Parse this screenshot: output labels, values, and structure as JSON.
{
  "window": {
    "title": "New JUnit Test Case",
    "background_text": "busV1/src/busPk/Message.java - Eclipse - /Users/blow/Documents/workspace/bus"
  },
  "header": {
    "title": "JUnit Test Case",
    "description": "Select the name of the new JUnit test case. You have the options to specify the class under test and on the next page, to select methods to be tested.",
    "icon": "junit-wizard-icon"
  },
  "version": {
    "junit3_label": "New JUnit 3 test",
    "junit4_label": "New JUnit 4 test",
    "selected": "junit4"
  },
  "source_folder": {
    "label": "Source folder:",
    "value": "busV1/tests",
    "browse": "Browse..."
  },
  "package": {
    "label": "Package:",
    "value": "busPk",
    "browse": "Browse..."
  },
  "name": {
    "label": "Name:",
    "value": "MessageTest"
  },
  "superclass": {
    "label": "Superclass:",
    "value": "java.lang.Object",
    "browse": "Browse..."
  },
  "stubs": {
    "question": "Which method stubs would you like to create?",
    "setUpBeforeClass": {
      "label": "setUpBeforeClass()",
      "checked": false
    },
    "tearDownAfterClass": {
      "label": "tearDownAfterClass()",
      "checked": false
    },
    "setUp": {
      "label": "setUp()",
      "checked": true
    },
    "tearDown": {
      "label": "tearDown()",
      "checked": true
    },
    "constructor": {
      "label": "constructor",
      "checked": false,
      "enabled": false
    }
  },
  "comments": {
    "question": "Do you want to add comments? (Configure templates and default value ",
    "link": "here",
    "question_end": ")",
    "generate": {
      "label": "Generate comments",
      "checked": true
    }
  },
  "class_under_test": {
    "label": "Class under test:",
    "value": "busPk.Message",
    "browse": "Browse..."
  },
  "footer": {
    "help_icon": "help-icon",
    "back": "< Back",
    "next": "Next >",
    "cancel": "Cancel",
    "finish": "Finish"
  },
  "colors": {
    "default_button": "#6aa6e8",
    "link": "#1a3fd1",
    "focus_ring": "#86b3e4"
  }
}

+===+

■ **PROBLEM**: Restate every line of the data word for word.

■ **COMPLETED TASK**:
Parse this screenshot: output labels, values, and structure as JSON.
{
  "window": {
    "title": "New JUnit Test Case",
    "background_text": "busV1/src/busPk/Message.java - Eclipse - /Users/blow/Documents/workspace/bus"
  },
  "header": {
    "title": "JUnit Test Case",
    "description": "Select the name of the new JUnit test case. You have the options to specify the class under test and on the next page, to select methods to be tested.",
    "icon": "junit-wizard-icon"
  },
  "version": {
    "junit3_label": "New JUnit 3 test",
    "junit4_label": "New JUnit 4 test",
    "selected": "junit4"
  },
  "source_folder": {
    "label": "Source folder:",
    "value": "busV1/tests",
    "browse": "Browse..."
  },
  "package": {
    "label": "Package:",
    "value": "busPk",
    "browse": "Browse..."
  },
  "name": {
    "label": "Name:",
    "value": "MessageTest"
  },
  "superclass": {
    "label": "Superclass:",
    "value": "java.lang.Object",
    "browse": "Browse..."
  },
  "stubs": {
    "question": "Which method stubs would you like to create?",
    "setUpBeforeClass": {
      "label": "setUpBeforeClass()",
      "checked": false
    },
    "tearDownAfterClass": {
      "label": "tearDownAfterClass()",
      "checked": false
    },
    "setUp": {
      "label": "setUp()",
      "checked": true
    },
    "tearDown": {
      "label": "tearDown()",
      "checked": true
    },
    "constructor": {
      "label": "constructor",
      "checked": false,
      "enabled": false
    }
  },
  "comments": {
    "question": "Do you want to add comments? (Configure templates and default value ",
    "link": "here",
    "question_end": ")",
    "generate": {
      "label": "Generate comments",
      "checked": true
    }
  },
  "class_under_test": {
    "label": "Class under test:",
    "value": "busPk.Message",
    "browse": "Browse..."
  },
  "footer": {
    "help_icon": "help-icon",
    "back": "< Back",
    "next": "Next >",
    "cancel": "Cancel",
    "finish": "Finish"
  },
  "colors": {
    "default_button": "#6aa6e8",
    "link": "#1a3fd1",
    "focus_ring": "#86b3e4"
  }
}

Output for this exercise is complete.